-- start --
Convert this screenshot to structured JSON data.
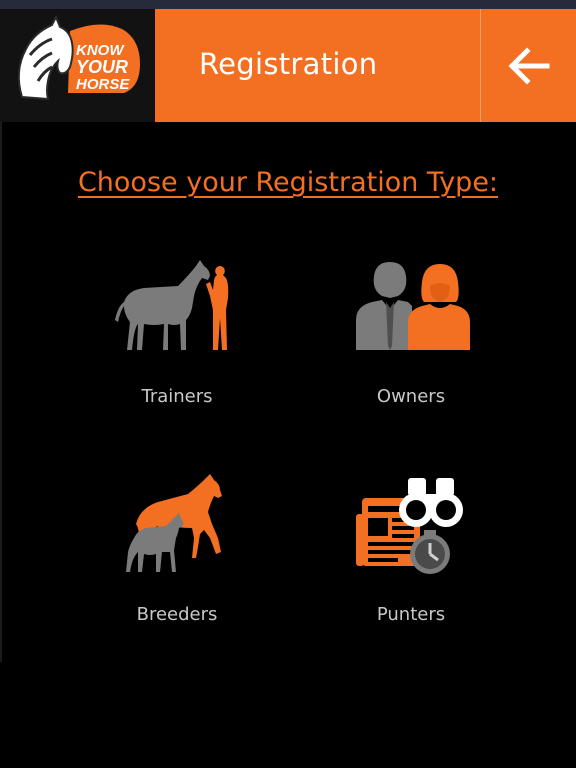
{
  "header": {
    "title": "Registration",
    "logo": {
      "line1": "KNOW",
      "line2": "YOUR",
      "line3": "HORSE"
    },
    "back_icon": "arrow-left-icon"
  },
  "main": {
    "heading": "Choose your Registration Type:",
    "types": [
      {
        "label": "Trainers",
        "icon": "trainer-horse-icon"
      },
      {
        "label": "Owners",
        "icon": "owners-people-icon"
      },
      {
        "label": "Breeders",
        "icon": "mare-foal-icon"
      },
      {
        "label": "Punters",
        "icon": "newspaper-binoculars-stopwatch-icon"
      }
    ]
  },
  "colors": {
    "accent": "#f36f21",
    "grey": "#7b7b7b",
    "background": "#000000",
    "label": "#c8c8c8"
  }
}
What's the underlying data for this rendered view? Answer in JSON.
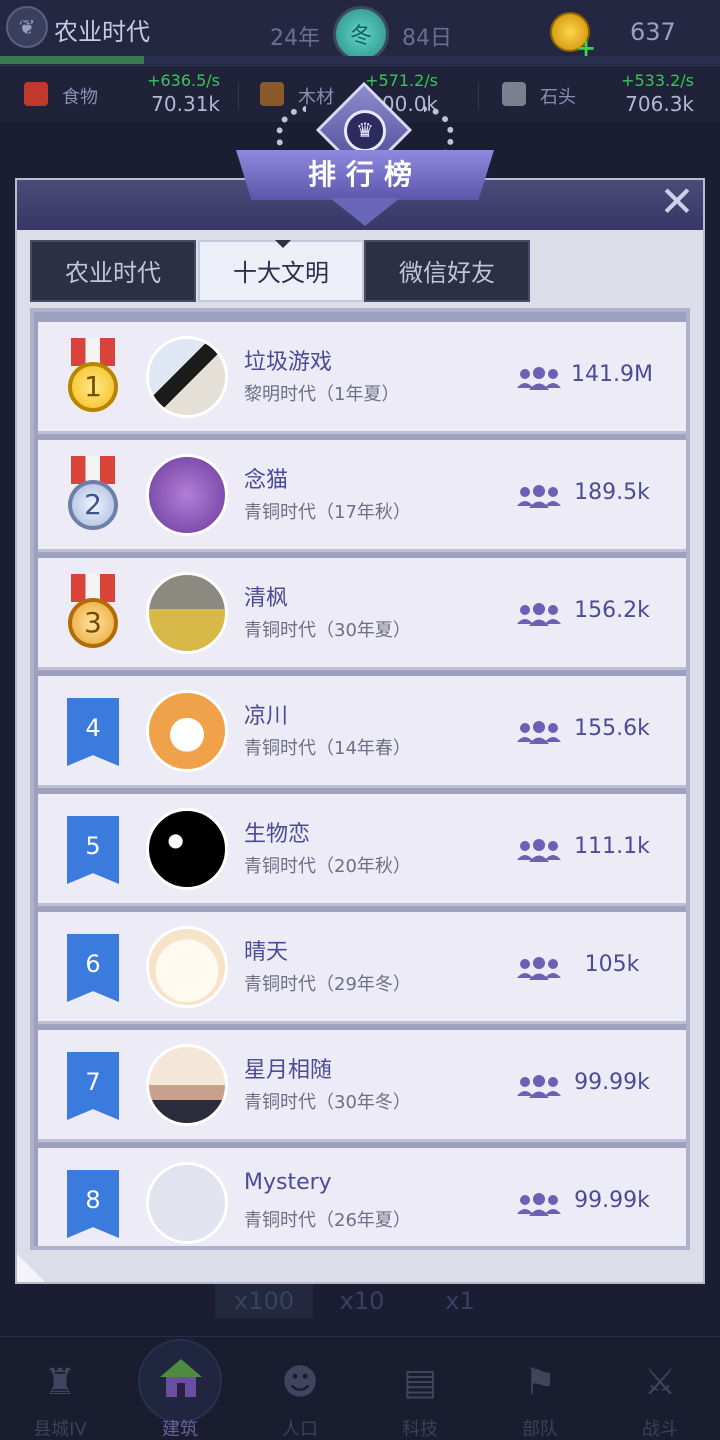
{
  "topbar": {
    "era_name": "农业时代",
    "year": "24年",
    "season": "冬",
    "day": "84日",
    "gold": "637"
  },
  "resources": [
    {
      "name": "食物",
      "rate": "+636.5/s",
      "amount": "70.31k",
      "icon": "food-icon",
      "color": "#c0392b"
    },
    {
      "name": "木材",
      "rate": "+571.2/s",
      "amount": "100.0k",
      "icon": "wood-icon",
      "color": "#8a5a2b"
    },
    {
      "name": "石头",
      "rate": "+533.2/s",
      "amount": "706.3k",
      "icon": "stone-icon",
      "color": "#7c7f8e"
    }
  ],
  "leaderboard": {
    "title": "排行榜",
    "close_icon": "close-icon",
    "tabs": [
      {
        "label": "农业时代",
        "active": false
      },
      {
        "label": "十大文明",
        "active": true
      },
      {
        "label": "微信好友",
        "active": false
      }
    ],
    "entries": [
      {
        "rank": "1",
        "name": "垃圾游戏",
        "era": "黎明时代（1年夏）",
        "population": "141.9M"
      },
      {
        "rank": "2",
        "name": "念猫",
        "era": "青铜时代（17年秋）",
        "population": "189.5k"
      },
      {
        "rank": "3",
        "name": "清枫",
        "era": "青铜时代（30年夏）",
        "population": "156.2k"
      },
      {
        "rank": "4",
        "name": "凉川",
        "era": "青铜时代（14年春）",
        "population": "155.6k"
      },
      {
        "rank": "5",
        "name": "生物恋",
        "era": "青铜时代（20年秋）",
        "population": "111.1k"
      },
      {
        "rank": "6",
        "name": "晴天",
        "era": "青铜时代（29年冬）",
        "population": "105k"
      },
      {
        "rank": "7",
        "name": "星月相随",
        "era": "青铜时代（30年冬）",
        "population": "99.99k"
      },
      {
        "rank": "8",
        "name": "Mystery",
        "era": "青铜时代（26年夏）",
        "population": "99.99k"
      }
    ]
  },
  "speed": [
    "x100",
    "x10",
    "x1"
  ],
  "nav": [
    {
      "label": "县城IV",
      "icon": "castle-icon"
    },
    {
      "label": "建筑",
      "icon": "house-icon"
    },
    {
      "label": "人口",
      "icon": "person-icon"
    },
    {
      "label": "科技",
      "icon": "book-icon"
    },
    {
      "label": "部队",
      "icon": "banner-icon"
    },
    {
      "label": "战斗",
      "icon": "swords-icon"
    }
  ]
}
-- end --
**Written instruction**
Give back only a number, the number of lines where the string "data" occurs.

**Response for this exercise**
2